■ **What is required**: For every line in the records that has the word "Juice", make a copy.

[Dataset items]

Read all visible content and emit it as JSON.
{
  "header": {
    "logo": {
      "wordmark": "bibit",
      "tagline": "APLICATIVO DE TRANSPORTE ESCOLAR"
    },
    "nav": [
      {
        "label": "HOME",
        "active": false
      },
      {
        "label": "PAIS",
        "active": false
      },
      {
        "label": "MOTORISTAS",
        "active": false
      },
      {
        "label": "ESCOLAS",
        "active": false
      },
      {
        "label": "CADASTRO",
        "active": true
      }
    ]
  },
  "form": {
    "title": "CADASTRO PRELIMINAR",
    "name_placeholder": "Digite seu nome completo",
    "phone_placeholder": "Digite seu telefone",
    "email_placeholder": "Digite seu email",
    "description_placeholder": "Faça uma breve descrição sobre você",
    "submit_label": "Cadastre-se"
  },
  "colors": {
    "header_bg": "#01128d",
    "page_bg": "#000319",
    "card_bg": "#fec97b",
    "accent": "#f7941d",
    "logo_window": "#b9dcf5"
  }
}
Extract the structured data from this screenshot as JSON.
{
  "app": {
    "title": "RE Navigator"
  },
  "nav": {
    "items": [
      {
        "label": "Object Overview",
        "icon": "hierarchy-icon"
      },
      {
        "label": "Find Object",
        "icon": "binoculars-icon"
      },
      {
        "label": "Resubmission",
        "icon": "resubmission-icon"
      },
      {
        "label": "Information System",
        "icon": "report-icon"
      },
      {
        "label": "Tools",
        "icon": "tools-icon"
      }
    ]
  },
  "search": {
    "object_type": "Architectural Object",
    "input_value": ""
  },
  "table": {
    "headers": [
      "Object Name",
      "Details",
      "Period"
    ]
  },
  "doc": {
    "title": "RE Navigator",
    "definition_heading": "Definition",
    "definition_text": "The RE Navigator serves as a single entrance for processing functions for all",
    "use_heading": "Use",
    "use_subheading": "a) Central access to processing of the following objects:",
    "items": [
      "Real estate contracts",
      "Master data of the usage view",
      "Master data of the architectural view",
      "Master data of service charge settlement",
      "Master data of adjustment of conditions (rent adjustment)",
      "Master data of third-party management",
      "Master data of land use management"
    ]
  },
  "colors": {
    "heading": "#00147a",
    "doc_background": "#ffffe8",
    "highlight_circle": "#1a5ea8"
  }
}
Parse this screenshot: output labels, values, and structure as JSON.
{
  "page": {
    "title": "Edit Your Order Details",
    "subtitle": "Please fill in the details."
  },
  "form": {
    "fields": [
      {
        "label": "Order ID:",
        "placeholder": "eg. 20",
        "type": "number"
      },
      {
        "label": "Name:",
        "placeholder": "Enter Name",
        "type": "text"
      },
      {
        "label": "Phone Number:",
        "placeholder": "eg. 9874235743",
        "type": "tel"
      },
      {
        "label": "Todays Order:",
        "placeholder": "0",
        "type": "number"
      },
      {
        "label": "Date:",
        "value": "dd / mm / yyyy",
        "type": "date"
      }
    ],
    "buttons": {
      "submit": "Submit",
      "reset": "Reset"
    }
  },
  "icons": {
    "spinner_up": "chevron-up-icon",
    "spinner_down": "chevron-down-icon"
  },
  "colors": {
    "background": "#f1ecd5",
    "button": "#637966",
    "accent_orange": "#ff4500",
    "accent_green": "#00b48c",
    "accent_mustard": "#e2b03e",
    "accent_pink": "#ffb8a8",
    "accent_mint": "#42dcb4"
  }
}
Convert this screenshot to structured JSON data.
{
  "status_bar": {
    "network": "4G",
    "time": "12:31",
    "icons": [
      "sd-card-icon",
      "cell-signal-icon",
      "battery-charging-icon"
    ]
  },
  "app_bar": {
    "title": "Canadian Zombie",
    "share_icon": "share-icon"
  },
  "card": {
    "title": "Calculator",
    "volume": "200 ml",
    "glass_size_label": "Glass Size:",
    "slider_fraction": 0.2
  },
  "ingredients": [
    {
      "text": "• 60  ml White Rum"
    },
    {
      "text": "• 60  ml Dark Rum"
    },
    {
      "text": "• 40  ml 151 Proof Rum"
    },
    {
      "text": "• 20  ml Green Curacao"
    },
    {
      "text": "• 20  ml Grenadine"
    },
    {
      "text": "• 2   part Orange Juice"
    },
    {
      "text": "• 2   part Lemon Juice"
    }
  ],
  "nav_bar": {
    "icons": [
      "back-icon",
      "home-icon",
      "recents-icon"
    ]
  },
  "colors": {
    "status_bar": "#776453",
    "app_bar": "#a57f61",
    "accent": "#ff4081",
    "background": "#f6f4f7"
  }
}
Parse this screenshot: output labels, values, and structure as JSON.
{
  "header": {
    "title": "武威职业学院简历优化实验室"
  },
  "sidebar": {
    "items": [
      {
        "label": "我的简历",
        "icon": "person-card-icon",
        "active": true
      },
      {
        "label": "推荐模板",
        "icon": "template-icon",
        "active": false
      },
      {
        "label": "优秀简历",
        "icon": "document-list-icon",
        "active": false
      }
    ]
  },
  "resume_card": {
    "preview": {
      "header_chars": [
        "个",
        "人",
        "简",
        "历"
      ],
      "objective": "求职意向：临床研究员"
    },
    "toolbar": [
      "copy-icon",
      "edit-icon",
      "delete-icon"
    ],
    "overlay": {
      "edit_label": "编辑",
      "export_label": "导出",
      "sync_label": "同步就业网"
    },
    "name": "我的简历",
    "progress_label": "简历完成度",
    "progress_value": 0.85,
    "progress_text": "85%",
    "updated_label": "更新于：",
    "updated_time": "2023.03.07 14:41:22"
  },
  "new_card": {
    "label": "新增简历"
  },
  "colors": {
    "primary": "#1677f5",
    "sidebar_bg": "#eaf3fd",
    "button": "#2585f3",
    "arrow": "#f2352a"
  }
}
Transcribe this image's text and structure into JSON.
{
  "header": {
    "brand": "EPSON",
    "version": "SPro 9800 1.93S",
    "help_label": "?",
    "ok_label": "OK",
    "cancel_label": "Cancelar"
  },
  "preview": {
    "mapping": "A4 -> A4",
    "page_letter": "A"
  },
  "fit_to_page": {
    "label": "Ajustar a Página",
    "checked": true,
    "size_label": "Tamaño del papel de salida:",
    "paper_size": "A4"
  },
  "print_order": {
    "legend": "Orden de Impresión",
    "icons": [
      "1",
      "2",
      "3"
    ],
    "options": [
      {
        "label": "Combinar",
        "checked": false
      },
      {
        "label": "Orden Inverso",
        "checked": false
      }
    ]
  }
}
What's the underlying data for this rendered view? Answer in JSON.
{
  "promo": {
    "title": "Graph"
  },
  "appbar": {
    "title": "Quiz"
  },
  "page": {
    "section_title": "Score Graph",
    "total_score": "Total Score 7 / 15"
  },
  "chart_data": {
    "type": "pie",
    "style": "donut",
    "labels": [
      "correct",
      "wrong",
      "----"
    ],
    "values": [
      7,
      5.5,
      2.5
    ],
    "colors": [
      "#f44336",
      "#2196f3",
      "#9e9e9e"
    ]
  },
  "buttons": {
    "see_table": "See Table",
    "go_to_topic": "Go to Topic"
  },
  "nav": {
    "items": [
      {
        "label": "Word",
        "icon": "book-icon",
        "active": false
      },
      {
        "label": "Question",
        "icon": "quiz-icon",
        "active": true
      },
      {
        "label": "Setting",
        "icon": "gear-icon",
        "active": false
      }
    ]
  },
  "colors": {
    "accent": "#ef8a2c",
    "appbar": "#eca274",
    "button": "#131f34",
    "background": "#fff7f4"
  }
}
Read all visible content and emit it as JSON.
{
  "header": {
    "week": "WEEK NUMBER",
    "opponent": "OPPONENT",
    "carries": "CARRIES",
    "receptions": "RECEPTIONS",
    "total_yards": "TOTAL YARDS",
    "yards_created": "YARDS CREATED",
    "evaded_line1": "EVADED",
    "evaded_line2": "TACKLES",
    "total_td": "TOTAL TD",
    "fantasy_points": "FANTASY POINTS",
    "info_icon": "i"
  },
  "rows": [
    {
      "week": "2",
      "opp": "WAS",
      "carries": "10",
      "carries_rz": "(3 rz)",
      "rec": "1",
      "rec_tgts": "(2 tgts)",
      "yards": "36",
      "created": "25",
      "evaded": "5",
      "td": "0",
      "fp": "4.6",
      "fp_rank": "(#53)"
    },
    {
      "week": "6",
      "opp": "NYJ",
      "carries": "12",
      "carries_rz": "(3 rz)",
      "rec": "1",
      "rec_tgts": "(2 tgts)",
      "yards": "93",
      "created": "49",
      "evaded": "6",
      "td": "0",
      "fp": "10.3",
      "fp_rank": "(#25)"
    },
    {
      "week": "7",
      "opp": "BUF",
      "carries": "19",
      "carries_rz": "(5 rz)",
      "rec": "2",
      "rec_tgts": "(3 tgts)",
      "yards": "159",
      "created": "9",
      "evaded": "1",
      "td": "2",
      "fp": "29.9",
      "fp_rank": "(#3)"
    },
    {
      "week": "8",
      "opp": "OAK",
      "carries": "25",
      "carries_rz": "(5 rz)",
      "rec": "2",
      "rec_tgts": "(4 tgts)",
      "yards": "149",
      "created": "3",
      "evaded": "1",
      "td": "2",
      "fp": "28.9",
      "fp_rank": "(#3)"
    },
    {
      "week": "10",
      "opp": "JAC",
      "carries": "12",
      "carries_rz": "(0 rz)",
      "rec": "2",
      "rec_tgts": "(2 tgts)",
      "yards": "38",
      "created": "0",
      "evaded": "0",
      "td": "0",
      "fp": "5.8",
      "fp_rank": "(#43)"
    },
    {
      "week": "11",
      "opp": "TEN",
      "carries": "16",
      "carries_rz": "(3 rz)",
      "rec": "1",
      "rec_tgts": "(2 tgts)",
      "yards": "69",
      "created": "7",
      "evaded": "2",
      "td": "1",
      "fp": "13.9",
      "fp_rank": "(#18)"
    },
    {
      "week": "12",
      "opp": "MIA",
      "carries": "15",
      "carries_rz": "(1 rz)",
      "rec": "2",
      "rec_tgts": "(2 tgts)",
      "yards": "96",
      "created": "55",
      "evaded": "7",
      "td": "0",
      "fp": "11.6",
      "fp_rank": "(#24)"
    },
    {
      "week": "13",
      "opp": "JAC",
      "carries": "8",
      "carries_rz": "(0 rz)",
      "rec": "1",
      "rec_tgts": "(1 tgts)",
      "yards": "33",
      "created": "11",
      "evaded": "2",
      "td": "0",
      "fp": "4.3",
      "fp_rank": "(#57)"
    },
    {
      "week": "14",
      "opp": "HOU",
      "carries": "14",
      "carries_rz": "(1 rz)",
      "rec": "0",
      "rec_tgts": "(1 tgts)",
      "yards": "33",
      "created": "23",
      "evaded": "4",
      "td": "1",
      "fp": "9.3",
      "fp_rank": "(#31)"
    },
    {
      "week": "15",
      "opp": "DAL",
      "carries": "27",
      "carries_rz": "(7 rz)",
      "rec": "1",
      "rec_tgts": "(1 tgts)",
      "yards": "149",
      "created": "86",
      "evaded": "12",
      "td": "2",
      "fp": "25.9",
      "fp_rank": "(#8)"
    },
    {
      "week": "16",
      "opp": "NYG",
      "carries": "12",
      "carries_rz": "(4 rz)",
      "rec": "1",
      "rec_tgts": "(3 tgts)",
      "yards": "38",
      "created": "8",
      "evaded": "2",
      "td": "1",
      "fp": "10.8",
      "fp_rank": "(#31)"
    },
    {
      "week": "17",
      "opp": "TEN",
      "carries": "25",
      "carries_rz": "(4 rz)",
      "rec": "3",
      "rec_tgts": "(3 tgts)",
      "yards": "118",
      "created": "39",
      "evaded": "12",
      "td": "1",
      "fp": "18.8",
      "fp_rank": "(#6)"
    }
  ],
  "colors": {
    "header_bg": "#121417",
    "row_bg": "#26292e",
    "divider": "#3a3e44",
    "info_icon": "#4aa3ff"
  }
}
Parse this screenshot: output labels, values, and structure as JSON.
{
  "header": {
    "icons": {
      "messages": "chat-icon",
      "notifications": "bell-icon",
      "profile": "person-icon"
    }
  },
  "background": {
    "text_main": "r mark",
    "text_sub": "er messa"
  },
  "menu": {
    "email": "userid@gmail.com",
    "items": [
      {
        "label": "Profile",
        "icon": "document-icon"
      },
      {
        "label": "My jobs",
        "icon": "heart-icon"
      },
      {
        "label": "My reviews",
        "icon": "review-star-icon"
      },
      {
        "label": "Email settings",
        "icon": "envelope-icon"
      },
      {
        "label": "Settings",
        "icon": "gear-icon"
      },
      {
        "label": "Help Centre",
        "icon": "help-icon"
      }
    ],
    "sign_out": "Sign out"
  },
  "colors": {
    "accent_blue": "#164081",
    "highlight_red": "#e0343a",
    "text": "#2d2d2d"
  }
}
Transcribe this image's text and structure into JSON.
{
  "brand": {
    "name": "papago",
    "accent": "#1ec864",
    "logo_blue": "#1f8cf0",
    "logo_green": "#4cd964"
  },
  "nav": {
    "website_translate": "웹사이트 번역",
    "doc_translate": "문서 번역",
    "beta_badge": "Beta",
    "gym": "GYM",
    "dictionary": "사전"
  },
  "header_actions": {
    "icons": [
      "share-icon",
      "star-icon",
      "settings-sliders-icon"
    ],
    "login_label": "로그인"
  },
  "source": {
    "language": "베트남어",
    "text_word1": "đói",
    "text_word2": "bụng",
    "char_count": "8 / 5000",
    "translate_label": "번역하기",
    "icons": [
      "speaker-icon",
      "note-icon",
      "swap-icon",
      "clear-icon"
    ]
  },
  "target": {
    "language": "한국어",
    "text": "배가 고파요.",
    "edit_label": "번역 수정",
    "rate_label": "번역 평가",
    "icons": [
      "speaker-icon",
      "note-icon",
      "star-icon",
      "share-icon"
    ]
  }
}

■ **Exercise answer**:
      "text": "• 2   part Orange Juice"
      "text": "• 2   part Lemon Juice"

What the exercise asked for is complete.